◆ **Given instruction**
The listing below is to be output in its exact form.
┄┄┄┄┄┄┄┄┄┄
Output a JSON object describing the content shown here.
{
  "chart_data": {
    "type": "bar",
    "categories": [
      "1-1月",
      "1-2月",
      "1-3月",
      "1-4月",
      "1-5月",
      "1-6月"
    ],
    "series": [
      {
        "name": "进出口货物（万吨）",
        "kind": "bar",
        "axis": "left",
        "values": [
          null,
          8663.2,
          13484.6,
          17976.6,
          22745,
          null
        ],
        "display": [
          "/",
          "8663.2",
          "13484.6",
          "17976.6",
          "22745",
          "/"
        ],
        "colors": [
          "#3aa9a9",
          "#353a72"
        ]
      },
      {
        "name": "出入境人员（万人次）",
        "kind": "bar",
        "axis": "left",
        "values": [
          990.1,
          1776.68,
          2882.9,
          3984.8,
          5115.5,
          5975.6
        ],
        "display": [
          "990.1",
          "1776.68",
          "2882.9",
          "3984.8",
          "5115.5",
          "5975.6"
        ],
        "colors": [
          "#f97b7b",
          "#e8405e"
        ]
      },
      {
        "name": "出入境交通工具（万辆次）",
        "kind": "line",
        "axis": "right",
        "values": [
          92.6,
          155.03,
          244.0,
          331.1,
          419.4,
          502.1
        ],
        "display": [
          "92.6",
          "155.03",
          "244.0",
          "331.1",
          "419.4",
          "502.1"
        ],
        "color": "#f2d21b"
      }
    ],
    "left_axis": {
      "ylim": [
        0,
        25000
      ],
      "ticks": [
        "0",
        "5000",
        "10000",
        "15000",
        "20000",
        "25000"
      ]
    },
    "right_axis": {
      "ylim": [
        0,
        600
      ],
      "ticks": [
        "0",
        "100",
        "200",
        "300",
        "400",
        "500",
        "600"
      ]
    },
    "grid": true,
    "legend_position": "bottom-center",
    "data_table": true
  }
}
┄┄┄┄┄┄┄┄┄┄
◆ **Task response**
Output a JSON object describing the content shown here.
{
  "chart_data": {
    "type": "bar",
    "categories": [
      "1-1月",
      "1-2月",
      "1-3月",
      "1-4月",
      "1-5月",
      "1-6月"
    ],
    "series": [
      {
        "name": "进出口货物（万吨）",
        "kind": "bar",
        "axis": "left",
        "values": [
          null,
          8663.2,
          13484.6,
          17976.6,
          22745,
          null
        ],
        "display": [
          "/",
          "8663.2",
          "13484.6",
          "17976.6",
          "22745",
          "/"
        ],
        "colors": [
          "#3aa9a9",
          "#353a72"
        ]
      },
      {
        "name": "出入境人员（万人次）",
        "kind": "bar",
        "axis": "left",
        "values": [
          990.1,
          1776.68,
          2882.9,
          3984.8,
          5115.5,
          5975.6
        ],
        "display": [
          "990.1",
          "1776.68",
          "2882.9",
          "3984.8",
          "5115.5",
          "5975.6"
        ],
        "colors": [
          "#f97b7b",
          "#e8405e"
        ]
      },
      {
        "name": "出入境交通工具（万辆次）",
        "kind": "line",
        "axis": "right",
        "values": [
          92.6,
          155.03,
          244.0,
          331.1,
          419.4,
          502.1
        ],
        "display": [
          "92.6",
          "155.03",
          "244.0",
          "331.1",
          "419.4",
          "502.1"
        ],
        "color": "#f2d21b"
      }
    ],
    "left_axis": {
      "ylim": [
        0,
        25000
      ],
      "ticks": [
        "0",
        "5000",
        "10000",
        "15000",
        "20000",
        "25000"
      ]
    },
    "right_axis": {
      "ylim": [
        0,
        600
      ],
      "ticks": [
        "0",
        "100",
        "200",
        "300",
        "400",
        "500",
        "600"
      ]
    },
    "grid": true,
    "legend_position": "bottom-center",
    "data_table": true
  }
}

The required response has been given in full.